--- start of PROVIDED RECORDS ---

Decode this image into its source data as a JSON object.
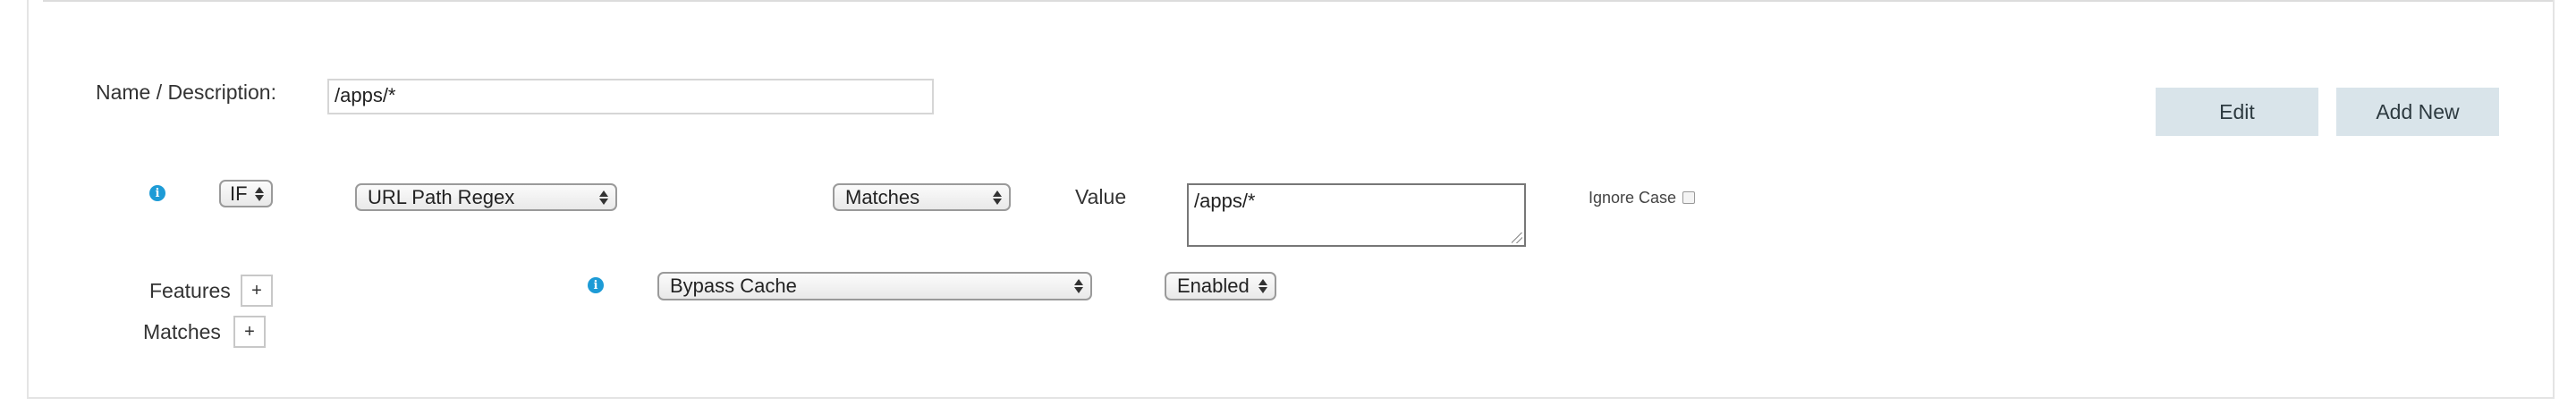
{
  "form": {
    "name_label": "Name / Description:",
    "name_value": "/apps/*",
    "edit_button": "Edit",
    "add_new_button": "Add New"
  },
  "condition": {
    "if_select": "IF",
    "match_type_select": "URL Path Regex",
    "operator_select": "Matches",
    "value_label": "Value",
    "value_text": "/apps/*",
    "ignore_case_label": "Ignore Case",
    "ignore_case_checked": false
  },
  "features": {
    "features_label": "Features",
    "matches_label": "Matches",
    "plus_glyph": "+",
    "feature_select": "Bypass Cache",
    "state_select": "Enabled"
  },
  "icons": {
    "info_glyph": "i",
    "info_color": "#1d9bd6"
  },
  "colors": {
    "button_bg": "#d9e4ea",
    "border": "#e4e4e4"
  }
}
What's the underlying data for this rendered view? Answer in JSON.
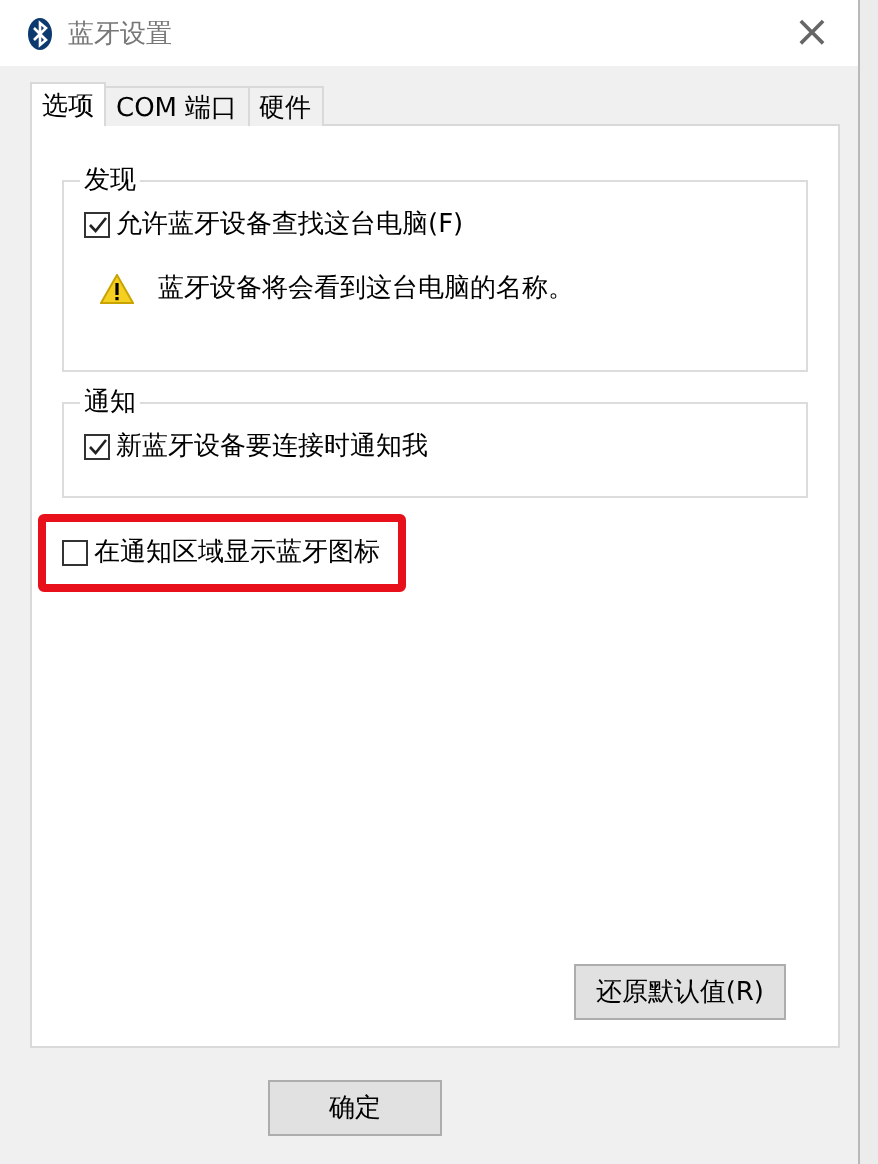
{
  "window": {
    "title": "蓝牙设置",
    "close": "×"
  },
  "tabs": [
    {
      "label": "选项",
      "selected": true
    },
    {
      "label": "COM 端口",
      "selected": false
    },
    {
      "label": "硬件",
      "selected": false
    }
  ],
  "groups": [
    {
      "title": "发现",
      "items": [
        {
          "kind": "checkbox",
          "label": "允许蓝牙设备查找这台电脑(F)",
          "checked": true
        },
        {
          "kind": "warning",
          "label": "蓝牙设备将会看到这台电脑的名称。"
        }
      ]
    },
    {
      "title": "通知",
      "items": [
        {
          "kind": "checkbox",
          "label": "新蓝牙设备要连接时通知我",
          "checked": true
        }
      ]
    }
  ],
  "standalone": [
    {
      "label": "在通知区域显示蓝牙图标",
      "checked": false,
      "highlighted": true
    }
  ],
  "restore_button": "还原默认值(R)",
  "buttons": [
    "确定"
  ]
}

--- end of PROVIDED RECORDS ---

WHAT YOU ARE ASKED TO DO: Quote every record above exactly, leaving out the pictures.

RESULT OF THIS EXERCISE:
Decode this image into its source data as a JSON object.
{
  "form": {
    "name_label": "Name / Description:",
    "name_value": "/apps/*",
    "edit_button": "Edit",
    "add_new_button": "Add New"
  },
  "condition": {
    "if_select": "IF",
    "match_type_select": "URL Path Regex",
    "operator_select": "Matches",
    "value_label": "Value",
    "value_text": "/apps/*",
    "ignore_case_label": "Ignore Case",
    "ignore_case_checked": false
  },
  "features": {
    "features_label": "Features",
    "matches_label": "Matches",
    "plus_glyph": "+",
    "feature_select": "Bypass Cache",
    "state_select": "Enabled"
  },
  "icons": {
    "info_glyph": "i",
    "info_color": "#1d9bd6"
  },
  "colors": {
    "button_bg": "#d9e4ea",
    "border": "#e4e4e4"
  }
}
What's the underlying data for this rendered view? Answer in JSON.
{
  "window": {
    "title": "蓝牙设置",
    "close": "×"
  },
  "tabs": [
    {
      "label": "选项",
      "selected": true
    },
    {
      "label": "COM 端口",
      "selected": false
    },
    {
      "label": "硬件",
      "selected": false
    }
  ],
  "groups": [
    {
      "title": "发现",
      "items": [
        {
          "kind": "checkbox",
          "label": "允许蓝牙设备查找这台电脑(F)",
          "checked": true
        },
        {
          "kind": "warning",
          "label": "蓝牙设备将会看到这台电脑的名称。"
        }
      ]
    },
    {
      "title": "通知",
      "items": [
        {
          "kind": "checkbox",
          "label": "新蓝牙设备要连接时通知我",
          "checked": true
        }
      ]
    }
  ],
  "standalone": [
    {
      "label": "在通知区域显示蓝牙图标",
      "checked": false,
      "highlighted": true
    }
  ],
  "restore_button": "还原默认值(R)",
  "buttons": [
    "确定"
  ]
}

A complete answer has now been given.